* _Given exercise_
Pull out every line below containing the word "ſecrettes".

Entries taken from a collection

· · ·

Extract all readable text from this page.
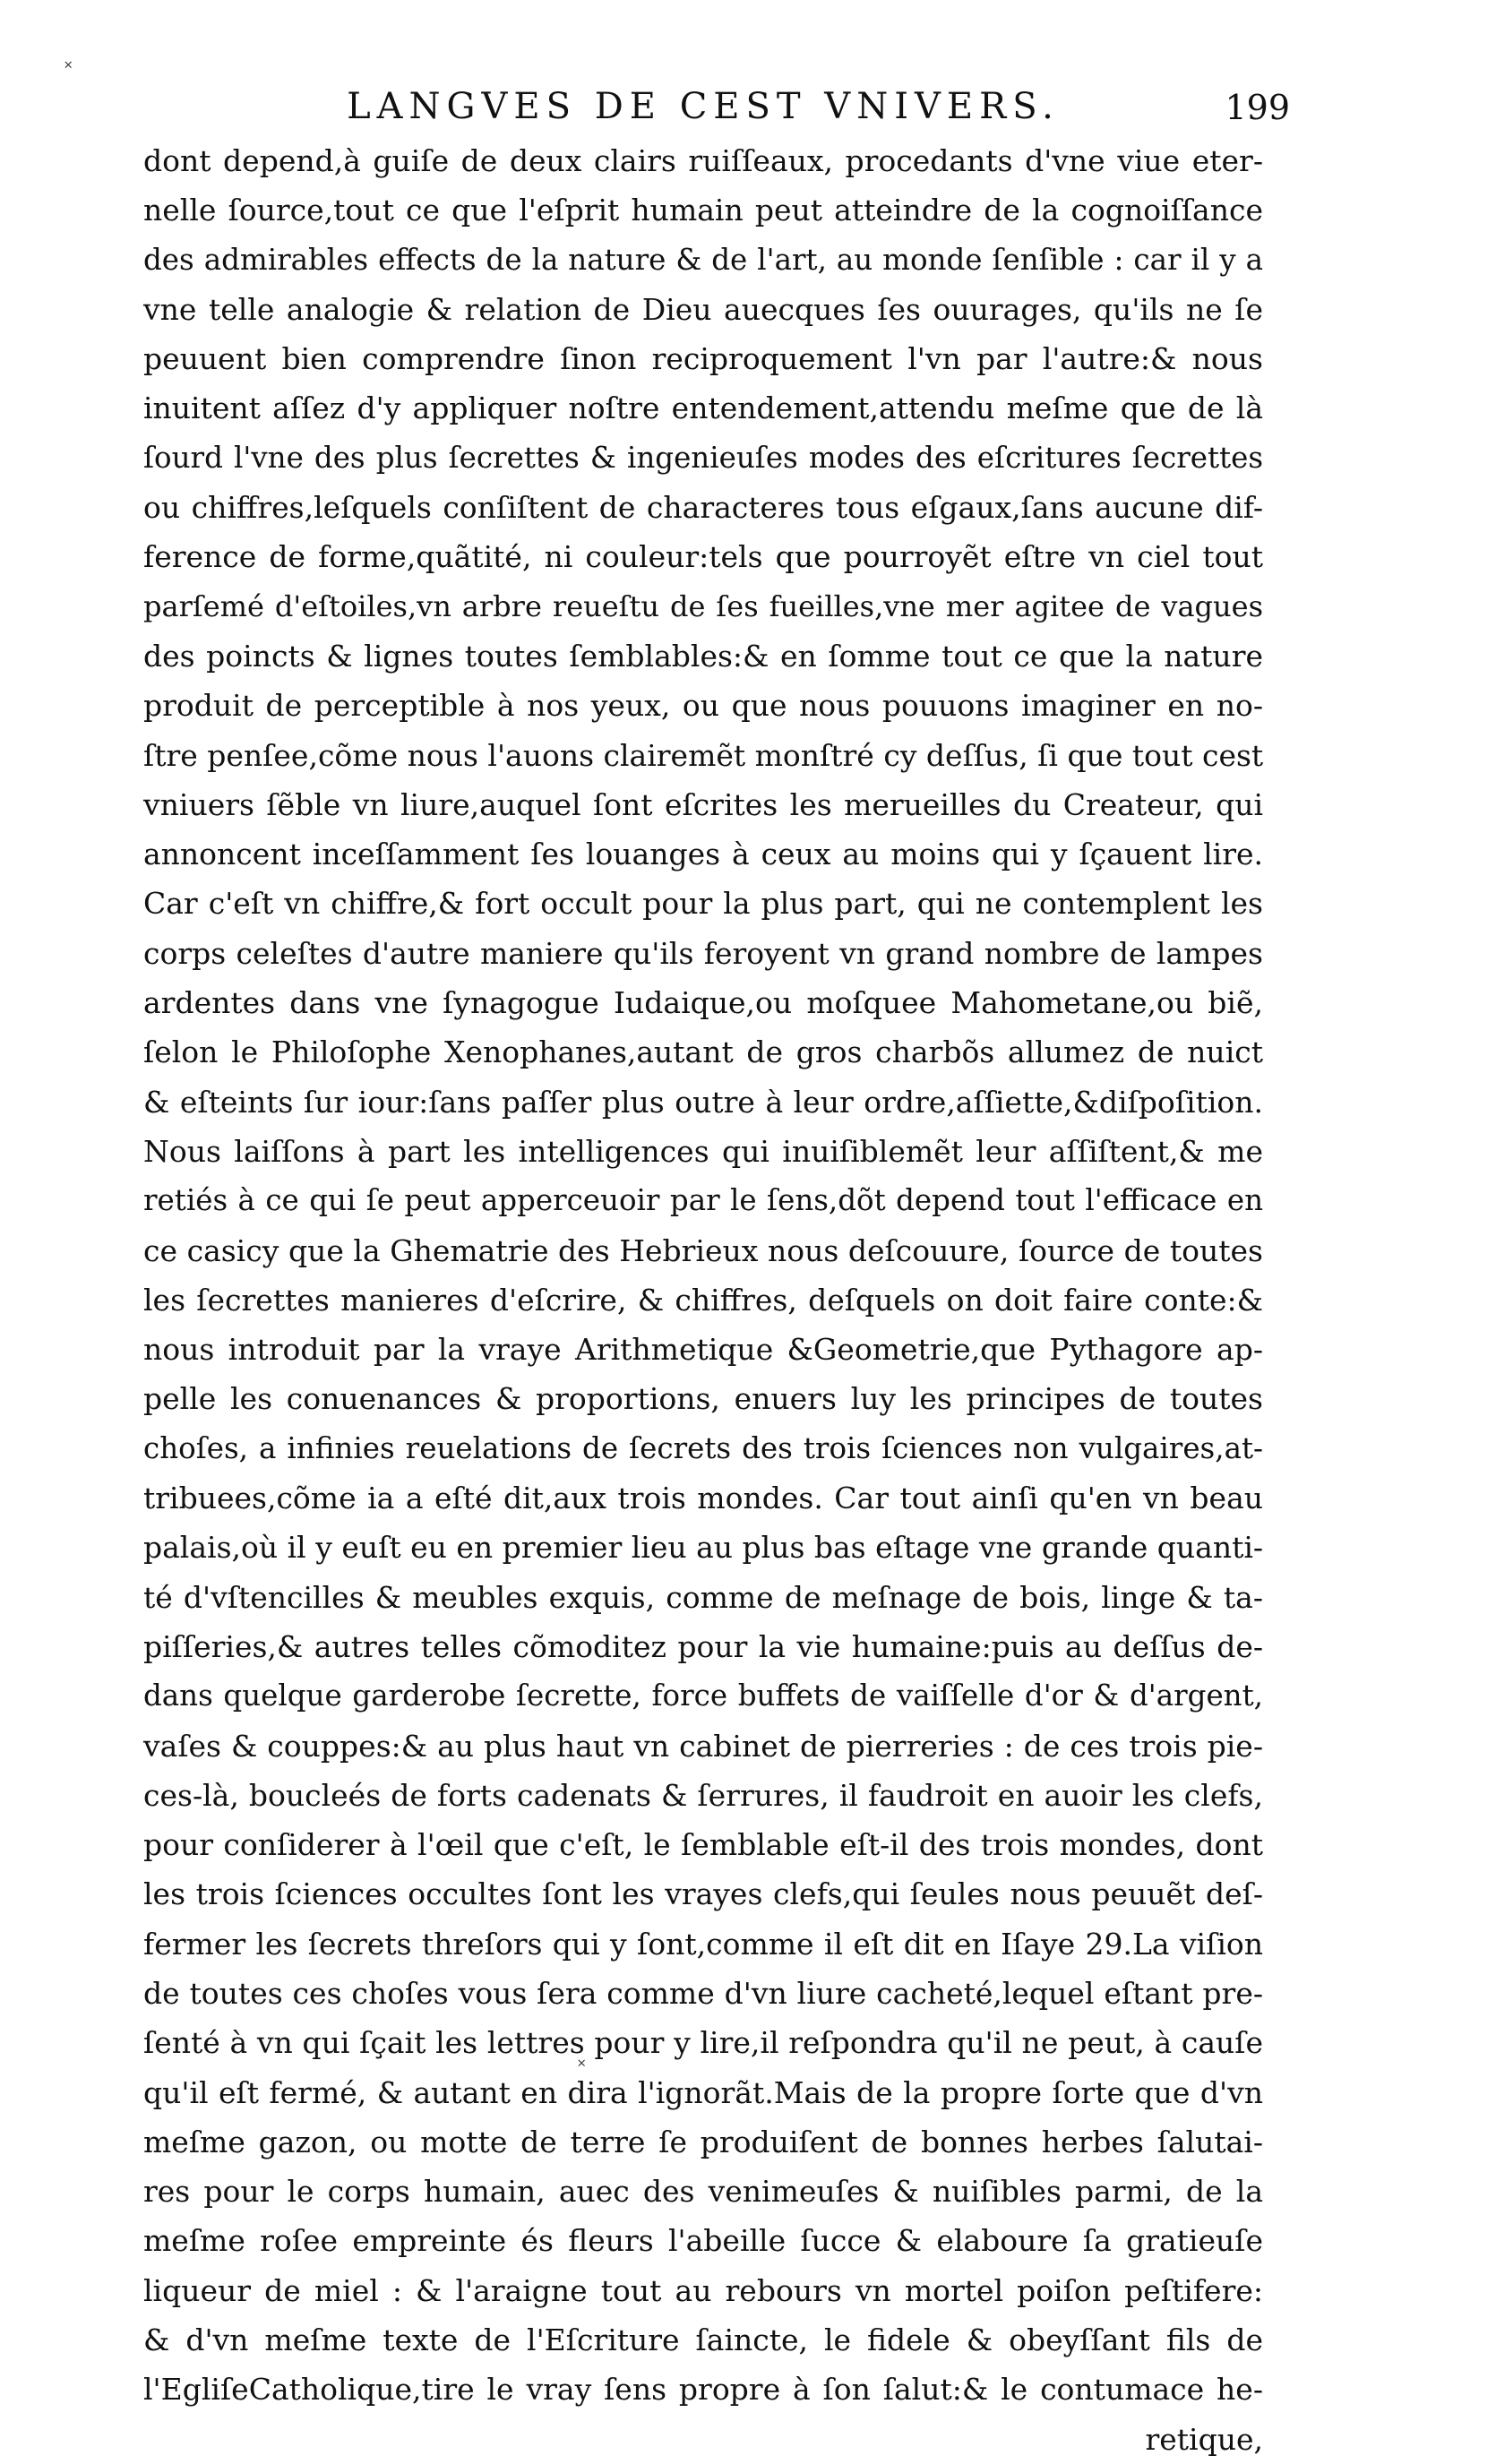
LANGVES DE CEST VNIVERS.	199
dont depend,à guiſe de deux clairs ruiſſeaux, procedants d'vne viue eter-
nelle ſource,tout ce que l'eſprit humain peut atteindre de la cognoiſſance
des admirables effects de la nature & de l'art, au monde ſenſible : car il y a
vne telle analogie & relation de Dieu auecques ſes ouurages, qu'ils ne ſe
peuuent bien comprendre ſinon reciproquement l'vn par l'autre:& nous
inuitent aſſez d'y appliquer noſtre entendement,attendu meſme que de là
ſourd l'vne des plus ſecrettes & ingenieuſes modes des eſcritures ſecrettes
ou chiffres,leſquels conſiſtent de characteres tous eſgaux,ſans aucune dif-
ference de forme,quãtité, ni couleur:tels que pourroyẽt eſtre vn ciel tout
parſemé d'eſtoiles,vn arbre reueſtu de ſes fueilles,vne mer agitee de vagues
des poincts & lignes toutes ſemblables:& en ſomme tout ce que la nature
produit de perceptible à nos yeux, ou que nous pouuons imaginer en no-
ſtre penſee,cõme nous l'auons clairemẽt monſtré cy deſſus, ſi que tout cest
vniuers ſẽble vn liure,auquel ſont eſcrites les merueilles du Createur, qui
annoncent inceſſamment ſes louanges à ceux au moins qui y ſçauent lire.
Car c'eſt vn chiffre,& fort occult pour la plus part, qui ne contemplent les
corps celeſtes d'autre maniere qu'ils feroyent vn grand nombre de lampes
ardentes dans vne ſynagogue Iudaique,ou moſquee Mahometane,ou biẽ,
ſelon le Philoſophe Xenophanes,autant de gros charbõs allumez de nuict
& eſteints ſur iour:ſans paſſer plus outre à leur ordre,aſſiette,&diſpoſition.
Nous laiſſons à part les intelligences qui inuiſiblemẽt leur aſſiſtent,& me
retiés à ce qui ſe peut apperceuoir par le ſens,dõt depend tout l'efficace en
ce casicy que la Ghematrie des Hebrieux nous deſcouure, ſource de toutes
les ſecrettes manieres d'eſcrire, & chiffres, deſquels on doit faire conte:&
nous introduit par la vraye Arithmetique &Geometrie,que Pythagore ap-
pelle les conuenances & proportions, enuers luy les principes de toutes
choſes, a infinies reuelations de ſecrets des trois ſciences non vulgaires,at-
tribuees,cõme ia a eſté dit,aux trois mondes. Car tout ainſi qu'en vn beau
palais,où il y euſt eu en premier lieu au plus bas eſtage vne grande quanti-
té d'vſtencilles & meubles exquis, comme de meſnage de bois, linge & ta-
piſſeries,& autres telles cõmoditez pour la vie humaine:puis au deſſus de-
dans quelque garderobe ſecrette, force buffets de vaiſſelle d'or & d'argent,
vaſes & couppes:& au plus haut vn cabinet de pierreries : de ces trois pie-
ces-là, boucleés de forts cadenats & ſerrures, il faudroit en auoir les clefs,
pour conſiderer à l'œil que c'eſt, le ſemblable eſt-il des trois mondes, dont
les trois ſciences occultes ſont les vrayes clefs,qui ſeules nous peuuẽt deſ-
fermer les ſecrets threſors qui y ſont,comme il eſt dit en Iſaye 29.La viſion
de toutes ces choſes vous ſera comme d'vn liure cacheté,lequel eſtant pre-
ſenté à vn qui ſçait les lettres pour y lire,il reſpondra qu'il ne peut, à cauſe
qu'il eſt fermé, & autant en dira l'ignorãt.Mais de la propre ſorte que d'vn
meſme gazon, ou motte de terre ſe produiſent de bonnes herbes ſalutai-
res pour le corps humain, auec des venimeuſes & nuiſibles parmi, de la
meſme roſee empreinte és fleurs l'abeille ſucce & elaboure ſa gratieuſe
liqueur de miel : & l'araigne tout au rebours vn mortel poiſon peſtifere:
& d'vn meſme texte de l'Eſcriture ſaincte, le fidele & obeyſſant fils de
l'EgliſeCatholique,tire le vray ſens propre à ſon ſalut:& le contumace he-
retique,
˟
˟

· · ·

* _Answer to the problem_
ſourd l'vne des plus ſecrettes & ingenieuſes modes des eſcritures ſecrettes
les ſecrettes manieres d'eſcrire, & chiffres, deſquels on doit faire conte:&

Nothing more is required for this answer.